● **Set task 1**
Name every town or city mentioned in the news report about the migrant shelter.

● **Selected text**
------------

PALOMAS, Mexico (Border Report) – A government truck pulls in front of a fenced building. Four young men and a woman walk out and are escorted inside by a Mexican immigration officer.

The lawman promptly leaves the Tierra de Oro shelter and leaves the migrants in the care of Rosalio Sosa. The El Paso, Texas-based Baptist pastor with deep family and cultural ties to Mexico welcomes the migrants – Mixtec Indians from the state of Guerrero. He strikes a casual conversation as his assistant records their arrival.

“Where are you from? Don’t worry, I’m just being nosy. Are you Mixtec? I have traveled to Mixtec lands in the past,” he says. All five wear military-style or workman’s boots and the woman has camouflage pants on.

Mexican police picked up the migrants near Agua Prieta, a Mexican border town opposite Douglas, Arizona. That’s an area where the Cochise County Sheriff’s Department says the Sinaloa cartel often dresses up migrants in fatigues so they can avoid arrest when crossing the border illegally.

------------

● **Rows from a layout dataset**
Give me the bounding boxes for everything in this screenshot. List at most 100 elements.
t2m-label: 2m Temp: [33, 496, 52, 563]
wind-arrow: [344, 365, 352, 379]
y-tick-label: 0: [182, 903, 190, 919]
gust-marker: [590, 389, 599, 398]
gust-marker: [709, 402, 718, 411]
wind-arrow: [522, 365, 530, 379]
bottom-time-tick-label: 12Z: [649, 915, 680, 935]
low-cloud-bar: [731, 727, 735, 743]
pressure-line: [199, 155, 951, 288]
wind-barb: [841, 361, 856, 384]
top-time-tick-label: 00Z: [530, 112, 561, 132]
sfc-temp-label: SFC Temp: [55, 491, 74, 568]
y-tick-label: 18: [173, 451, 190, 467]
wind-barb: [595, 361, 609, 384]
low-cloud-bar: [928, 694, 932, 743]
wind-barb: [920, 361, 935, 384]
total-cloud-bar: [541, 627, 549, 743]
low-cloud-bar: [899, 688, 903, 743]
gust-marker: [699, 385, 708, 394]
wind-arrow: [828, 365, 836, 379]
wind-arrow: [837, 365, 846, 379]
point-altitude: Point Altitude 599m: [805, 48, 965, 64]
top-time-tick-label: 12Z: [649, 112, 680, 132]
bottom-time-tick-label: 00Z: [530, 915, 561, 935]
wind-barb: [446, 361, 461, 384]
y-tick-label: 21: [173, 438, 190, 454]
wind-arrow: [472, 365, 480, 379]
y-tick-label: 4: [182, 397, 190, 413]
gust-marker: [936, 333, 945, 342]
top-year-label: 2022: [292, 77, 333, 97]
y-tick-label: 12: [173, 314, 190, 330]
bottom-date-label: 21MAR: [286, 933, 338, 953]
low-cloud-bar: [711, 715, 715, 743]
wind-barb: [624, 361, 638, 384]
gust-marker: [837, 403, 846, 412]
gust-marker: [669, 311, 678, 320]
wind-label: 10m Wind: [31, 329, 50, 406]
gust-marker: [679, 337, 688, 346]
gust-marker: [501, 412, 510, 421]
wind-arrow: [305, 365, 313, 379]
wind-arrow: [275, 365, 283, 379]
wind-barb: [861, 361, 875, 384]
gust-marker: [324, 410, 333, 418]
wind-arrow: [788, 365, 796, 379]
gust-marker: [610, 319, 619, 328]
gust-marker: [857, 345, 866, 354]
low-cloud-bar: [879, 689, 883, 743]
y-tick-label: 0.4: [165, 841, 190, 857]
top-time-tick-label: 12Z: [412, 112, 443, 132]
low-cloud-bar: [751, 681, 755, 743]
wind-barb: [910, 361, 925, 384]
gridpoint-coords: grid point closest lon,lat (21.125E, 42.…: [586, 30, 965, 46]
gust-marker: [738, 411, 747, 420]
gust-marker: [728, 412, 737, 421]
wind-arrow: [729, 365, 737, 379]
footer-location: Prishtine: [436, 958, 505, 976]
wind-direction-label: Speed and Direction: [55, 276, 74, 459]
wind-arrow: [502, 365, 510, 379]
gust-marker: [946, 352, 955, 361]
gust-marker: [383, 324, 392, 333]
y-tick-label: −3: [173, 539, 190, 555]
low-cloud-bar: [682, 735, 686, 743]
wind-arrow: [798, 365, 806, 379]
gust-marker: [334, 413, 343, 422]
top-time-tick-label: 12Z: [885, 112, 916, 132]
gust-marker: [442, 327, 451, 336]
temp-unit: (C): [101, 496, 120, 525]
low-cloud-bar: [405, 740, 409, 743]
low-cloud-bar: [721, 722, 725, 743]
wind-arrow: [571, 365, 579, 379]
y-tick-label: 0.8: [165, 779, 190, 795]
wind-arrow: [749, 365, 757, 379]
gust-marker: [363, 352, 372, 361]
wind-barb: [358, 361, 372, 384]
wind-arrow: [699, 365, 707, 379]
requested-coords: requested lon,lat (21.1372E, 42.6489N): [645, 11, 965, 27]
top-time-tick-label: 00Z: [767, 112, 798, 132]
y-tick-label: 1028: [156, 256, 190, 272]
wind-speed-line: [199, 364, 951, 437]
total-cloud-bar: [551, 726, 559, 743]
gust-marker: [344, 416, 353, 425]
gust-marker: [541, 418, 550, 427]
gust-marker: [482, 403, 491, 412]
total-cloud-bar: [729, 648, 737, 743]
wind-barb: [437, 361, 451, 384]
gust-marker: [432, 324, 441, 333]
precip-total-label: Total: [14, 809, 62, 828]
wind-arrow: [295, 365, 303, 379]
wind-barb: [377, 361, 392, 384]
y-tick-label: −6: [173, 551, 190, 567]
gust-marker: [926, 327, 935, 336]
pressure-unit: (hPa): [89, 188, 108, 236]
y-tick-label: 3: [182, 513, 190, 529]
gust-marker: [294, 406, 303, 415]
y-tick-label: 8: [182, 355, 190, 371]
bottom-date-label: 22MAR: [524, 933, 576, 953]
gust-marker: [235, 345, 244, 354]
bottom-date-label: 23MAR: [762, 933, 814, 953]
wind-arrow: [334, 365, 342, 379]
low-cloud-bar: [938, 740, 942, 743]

------------

● **Set task 2**
Write out the records word for word, from their first line through the line that contains "gust-marker: [679, 337, 688, 346]", including both of those lines.

● **Complete answer 1**
Palomas, El Paso, Agua Prieta, Douglas

● **Complete answer 2**
Give me the bounding boxes for everything in this screenshot. List at most 100 elements.
t2m-label: 2m Temp: [33, 496, 52, 563]
wind-arrow: [344, 365, 352, 379]
y-tick-label: 0: [182, 903, 190, 919]
gust-marker: [590, 389, 599, 398]
gust-marker: [709, 402, 718, 411]
wind-arrow: [522, 365, 530, 379]
bottom-time-tick-label: 12Z: [649, 915, 680, 935]
low-cloud-bar: [731, 727, 735, 743]
pressure-line: [199, 155, 951, 288]
wind-barb: [841, 361, 856, 384]
top-time-tick-label: 00Z: [530, 112, 561, 132]
sfc-temp-label: SFC Temp: [55, 491, 74, 568]
y-tick-label: 18: [173, 451, 190, 467]
wind-barb: [595, 361, 609, 384]
low-cloud-bar: [928, 694, 932, 743]
wind-barb: [920, 361, 935, 384]
total-cloud-bar: [541, 627, 549, 743]
low-cloud-bar: [899, 688, 903, 743]
gust-marker: [699, 385, 708, 394]
wind-arrow: [828, 365, 836, 379]
wind-arrow: [837, 365, 846, 379]
point-altitude: Point Altitude 599m: [805, 48, 965, 64]
top-time-tick-label: 12Z: [649, 112, 680, 132]
bottom-time-tick-label: 00Z: [530, 915, 561, 935]
wind-barb: [446, 361, 461, 384]
y-tick-label: 21: [173, 438, 190, 454]
wind-arrow: [472, 365, 480, 379]
y-tick-label: 4: [182, 397, 190, 413]
gust-marker: [936, 333, 945, 342]
top-year-label: 2022: [292, 77, 333, 97]
y-tick-label: 12: [173, 314, 190, 330]
bottom-date-label: 21MAR: [286, 933, 338, 953]
low-cloud-bar: [711, 715, 715, 743]
wind-barb: [624, 361, 638, 384]
gust-marker: [837, 403, 846, 412]
gust-marker: [669, 311, 678, 320]
wind-label: 10m Wind: [31, 329, 50, 406]
gust-marker: [679, 337, 688, 346]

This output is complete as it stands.